▶ Rows from a figure dataset:
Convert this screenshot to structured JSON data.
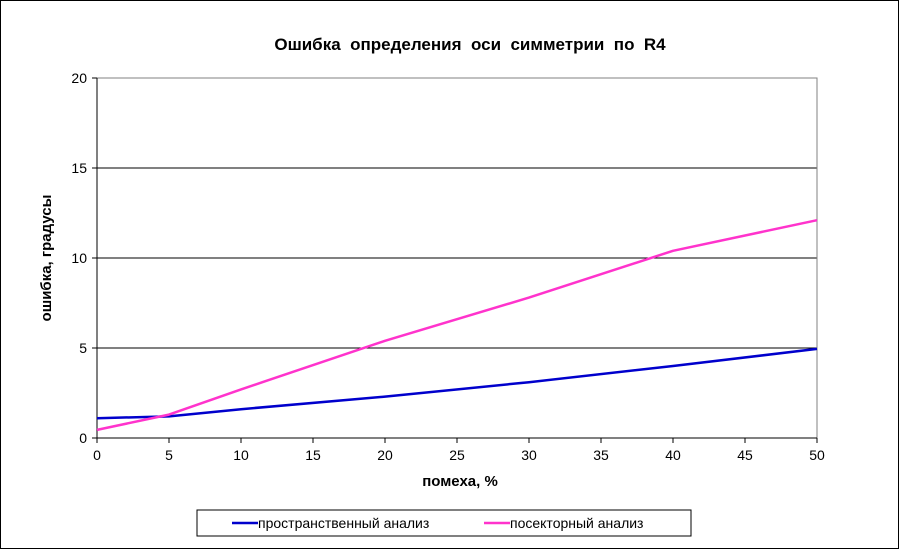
{
  "chart_data": {
    "type": "line",
    "title": "Ошибка  определения  оси  симметрии  по  R4",
    "xlabel": "помеха, %",
    "ylabel": "ошибка, градусы",
    "xlim": [
      0,
      50
    ],
    "ylim": [
      0,
      20
    ],
    "x_ticks": [
      0,
      5,
      10,
      15,
      20,
      25,
      30,
      35,
      40,
      45,
      50
    ],
    "y_ticks": [
      0,
      5,
      10,
      15,
      20
    ],
    "grid": "horizontal",
    "legend_position": "bottom",
    "series": [
      {
        "name": "пространственный анализ",
        "color": "#0000cc",
        "x": [
          0,
          5,
          10,
          20,
          30,
          40,
          50
        ],
        "y": [
          1.1,
          1.2,
          1.6,
          2.3,
          3.1,
          4.0,
          4.95
        ]
      },
      {
        "name": "посекторный анализ",
        "color": "#ff33cc",
        "x": [
          0,
          5,
          10,
          20,
          30,
          40,
          50
        ],
        "y": [
          0.45,
          1.3,
          2.7,
          5.4,
          7.8,
          10.4,
          12.1
        ]
      }
    ]
  }
}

▶ EXERCISE GOAL: Copy the material shown above in full and exactly. Skip the pictures.

▶ SOLUTION TO THIS TASK:
Convert this screenshot to structured JSON data.
{
  "chart_data": {
    "type": "line",
    "title": "Ошибка  определения  оси  симметрии  по  R4",
    "xlabel": "помеха, %",
    "ylabel": "ошибка, градусы",
    "xlim": [
      0,
      50
    ],
    "ylim": [
      0,
      20
    ],
    "x_ticks": [
      0,
      5,
      10,
      15,
      20,
      25,
      30,
      35,
      40,
      45,
      50
    ],
    "y_ticks": [
      0,
      5,
      10,
      15,
      20
    ],
    "grid": "horizontal",
    "legend_position": "bottom",
    "series": [
      {
        "name": "пространственный анализ",
        "color": "#0000cc",
        "x": [
          0,
          5,
          10,
          20,
          30,
          40,
          50
        ],
        "y": [
          1.1,
          1.2,
          1.6,
          2.3,
          3.1,
          4.0,
          4.95
        ]
      },
      {
        "name": "посекторный анализ",
        "color": "#ff33cc",
        "x": [
          0,
          5,
          10,
          20,
          30,
          40,
          50
        ],
        "y": [
          0.45,
          1.3,
          2.7,
          5.4,
          7.8,
          10.4,
          12.1
        ]
      }
    ]
  }
}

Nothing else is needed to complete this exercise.